Your task
Quote, without change, all of the lines that follow.

Source data
● ● ● ● ● ● ●
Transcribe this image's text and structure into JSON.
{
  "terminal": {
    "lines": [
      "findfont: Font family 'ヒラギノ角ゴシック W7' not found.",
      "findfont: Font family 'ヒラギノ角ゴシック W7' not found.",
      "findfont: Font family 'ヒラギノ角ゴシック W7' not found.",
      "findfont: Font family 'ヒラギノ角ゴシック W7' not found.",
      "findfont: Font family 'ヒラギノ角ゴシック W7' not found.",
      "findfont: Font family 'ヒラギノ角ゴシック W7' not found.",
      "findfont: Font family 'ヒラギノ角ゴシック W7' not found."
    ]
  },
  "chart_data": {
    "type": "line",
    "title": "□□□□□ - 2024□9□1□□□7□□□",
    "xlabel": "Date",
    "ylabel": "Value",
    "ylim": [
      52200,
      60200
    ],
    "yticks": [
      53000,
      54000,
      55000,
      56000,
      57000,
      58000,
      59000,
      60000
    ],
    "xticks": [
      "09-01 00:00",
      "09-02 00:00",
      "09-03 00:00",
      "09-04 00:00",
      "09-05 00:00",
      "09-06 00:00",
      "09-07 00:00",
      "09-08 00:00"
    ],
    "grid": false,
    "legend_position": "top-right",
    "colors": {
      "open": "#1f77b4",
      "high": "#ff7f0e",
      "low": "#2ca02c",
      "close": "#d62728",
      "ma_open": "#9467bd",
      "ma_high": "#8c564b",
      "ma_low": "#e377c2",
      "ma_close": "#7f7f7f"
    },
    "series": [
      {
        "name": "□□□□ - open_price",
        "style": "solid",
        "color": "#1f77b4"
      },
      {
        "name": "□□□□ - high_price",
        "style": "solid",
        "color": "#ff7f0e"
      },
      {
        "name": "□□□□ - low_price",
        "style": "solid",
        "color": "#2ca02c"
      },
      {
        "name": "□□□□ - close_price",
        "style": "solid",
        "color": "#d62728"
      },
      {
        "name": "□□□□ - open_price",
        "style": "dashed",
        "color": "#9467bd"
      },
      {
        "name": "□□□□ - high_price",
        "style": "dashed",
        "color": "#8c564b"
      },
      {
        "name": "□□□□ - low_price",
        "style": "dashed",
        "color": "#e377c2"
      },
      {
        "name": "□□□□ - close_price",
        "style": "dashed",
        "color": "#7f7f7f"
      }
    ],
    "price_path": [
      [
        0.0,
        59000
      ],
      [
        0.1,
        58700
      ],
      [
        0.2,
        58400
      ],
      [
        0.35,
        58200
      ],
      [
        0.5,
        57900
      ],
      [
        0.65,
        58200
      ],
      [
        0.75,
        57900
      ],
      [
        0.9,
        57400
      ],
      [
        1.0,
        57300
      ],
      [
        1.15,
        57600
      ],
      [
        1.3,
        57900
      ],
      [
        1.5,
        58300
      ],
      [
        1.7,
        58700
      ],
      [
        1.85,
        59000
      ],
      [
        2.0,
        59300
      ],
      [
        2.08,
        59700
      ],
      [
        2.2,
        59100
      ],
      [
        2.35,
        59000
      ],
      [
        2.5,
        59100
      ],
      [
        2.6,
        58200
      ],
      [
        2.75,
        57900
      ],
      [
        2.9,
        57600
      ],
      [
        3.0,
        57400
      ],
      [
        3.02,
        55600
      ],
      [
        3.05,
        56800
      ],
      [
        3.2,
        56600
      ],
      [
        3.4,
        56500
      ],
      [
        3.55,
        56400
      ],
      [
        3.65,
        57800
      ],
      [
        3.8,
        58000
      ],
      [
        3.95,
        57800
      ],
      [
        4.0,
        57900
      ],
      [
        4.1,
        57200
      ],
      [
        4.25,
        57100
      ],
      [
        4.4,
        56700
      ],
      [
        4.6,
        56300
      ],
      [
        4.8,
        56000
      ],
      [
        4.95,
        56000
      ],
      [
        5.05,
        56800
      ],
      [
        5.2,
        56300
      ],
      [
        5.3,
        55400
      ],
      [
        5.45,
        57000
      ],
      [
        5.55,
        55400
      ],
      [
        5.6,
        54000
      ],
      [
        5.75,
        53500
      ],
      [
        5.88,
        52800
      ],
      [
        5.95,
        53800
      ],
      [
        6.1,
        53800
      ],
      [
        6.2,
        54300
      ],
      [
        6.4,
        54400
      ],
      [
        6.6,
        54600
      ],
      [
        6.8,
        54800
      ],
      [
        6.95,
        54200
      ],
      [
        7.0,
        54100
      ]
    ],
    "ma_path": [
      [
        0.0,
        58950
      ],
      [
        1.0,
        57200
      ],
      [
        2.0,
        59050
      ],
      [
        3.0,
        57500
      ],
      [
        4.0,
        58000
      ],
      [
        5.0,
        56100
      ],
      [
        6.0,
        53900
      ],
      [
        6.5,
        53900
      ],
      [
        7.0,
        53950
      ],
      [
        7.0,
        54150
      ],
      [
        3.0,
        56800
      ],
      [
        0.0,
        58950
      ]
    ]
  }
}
● ● ● ● ● ● ●
Exercise result
Transcribe this image's text and structure into JSON.
{
  "terminal": {
    "lines": [
      "findfont: Font family 'ヒラギノ角ゴシック W7' not found.",
      "findfont: Font family 'ヒラギノ角ゴシック W7' not found.",
      "findfont: Font family 'ヒラギノ角ゴシック W7' not found.",
      "findfont: Font family 'ヒラギノ角ゴシック W7' not found.",
      "findfont: Font family 'ヒラギノ角ゴシック W7' not found.",
      "findfont: Font family 'ヒラギノ角ゴシック W7' not found.",
      "findfont: Font family 'ヒラギノ角ゴシック W7' not found."
    ]
  },
  "chart_data": {
    "type": "line",
    "title": "□□□□□ - 2024□9□1□□□7□□□",
    "xlabel": "Date",
    "ylabel": "Value",
    "ylim": [
      52200,
      60200
    ],
    "yticks": [
      53000,
      54000,
      55000,
      56000,
      57000,
      58000,
      59000,
      60000
    ],
    "xticks": [
      "09-01 00:00",
      "09-02 00:00",
      "09-03 00:00",
      "09-04 00:00",
      "09-05 00:00",
      "09-06 00:00",
      "09-07 00:00",
      "09-08 00:00"
    ],
    "grid": false,
    "legend_position": "top-right",
    "colors": {
      "open": "#1f77b4",
      "high": "#ff7f0e",
      "low": "#2ca02c",
      "close": "#d62728",
      "ma_open": "#9467bd",
      "ma_high": "#8c564b",
      "ma_low": "#e377c2",
      "ma_close": "#7f7f7f"
    },
    "series": [
      {
        "name": "□□□□ - open_price",
        "style": "solid",
        "color": "#1f77b4"
      },
      {
        "name": "□□□□ - high_price",
        "style": "solid",
        "color": "#ff7f0e"
      },
      {
        "name": "□□□□ - low_price",
        "style": "solid",
        "color": "#2ca02c"
      },
      {
        "name": "□□□□ - close_price",
        "style": "solid",
        "color": "#d62728"
      },
      {
        "name": "□□□□ - open_price",
        "style": "dashed",
        "color": "#9467bd"
      },
      {
        "name": "□□□□ - high_price",
        "style": "dashed",
        "color": "#8c564b"
      },
      {
        "name": "□□□□ - low_price",
        "style": "dashed",
        "color": "#e377c2"
      },
      {
        "name": "□□□□ - close_price",
        "style": "dashed",
        "color": "#7f7f7f"
      }
    ],
    "price_path": [
      [
        0.0,
        59000
      ],
      [
        0.1,
        58700
      ],
      [
        0.2,
        58400
      ],
      [
        0.35,
        58200
      ],
      [
        0.5,
        57900
      ],
      [
        0.65,
        58200
      ],
      [
        0.75,
        57900
      ],
      [
        0.9,
        57400
      ],
      [
        1.0,
        57300
      ],
      [
        1.15,
        57600
      ],
      [
        1.3,
        57900
      ],
      [
        1.5,
        58300
      ],
      [
        1.7,
        58700
      ],
      [
        1.85,
        59000
      ],
      [
        2.0,
        59300
      ],
      [
        2.08,
        59700
      ],
      [
        2.2,
        59100
      ],
      [
        2.35,
        59000
      ],
      [
        2.5,
        59100
      ],
      [
        2.6,
        58200
      ],
      [
        2.75,
        57900
      ],
      [
        2.9,
        57600
      ],
      [
        3.0,
        57400
      ],
      [
        3.02,
        55600
      ],
      [
        3.05,
        56800
      ],
      [
        3.2,
        56600
      ],
      [
        3.4,
        56500
      ],
      [
        3.55,
        56400
      ],
      [
        3.65,
        57800
      ],
      [
        3.8,
        58000
      ],
      [
        3.95,
        57800
      ],
      [
        4.0,
        57900
      ],
      [
        4.1,
        57200
      ],
      [
        4.25,
        57100
      ],
      [
        4.4,
        56700
      ],
      [
        4.6,
        56300
      ],
      [
        4.8,
        56000
      ],
      [
        4.95,
        56000
      ],
      [
        5.05,
        56800
      ],
      [
        5.2,
        56300
      ],
      [
        5.3,
        55400
      ],
      [
        5.45,
        57000
      ],
      [
        5.55,
        55400
      ],
      [
        5.6,
        54000
      ],
      [
        5.75,
        53500
      ],
      [
        5.88,
        52800
      ],
      [
        5.95,
        53800
      ],
      [
        6.1,
        53800
      ],
      [
        6.2,
        54300
      ],
      [
        6.4,
        54400
      ],
      [
        6.6,
        54600
      ],
      [
        6.8,
        54800
      ],
      [
        6.95,
        54200
      ],
      [
        7.0,
        54100
      ]
    ],
    "ma_path": [
      [
        0.0,
        58950
      ],
      [
        1.0,
        57200
      ],
      [
        2.0,
        59050
      ],
      [
        3.0,
        57500
      ],
      [
        4.0,
        58000
      ],
      [
        5.0,
        56100
      ],
      [
        6.0,
        53900
      ],
      [
        6.5,
        53900
      ],
      [
        7.0,
        53950
      ],
      [
        7.0,
        54150
      ],
      [
        3.0,
        56800
      ],
      [
        0.0,
        58950
      ]
    ]
  }
}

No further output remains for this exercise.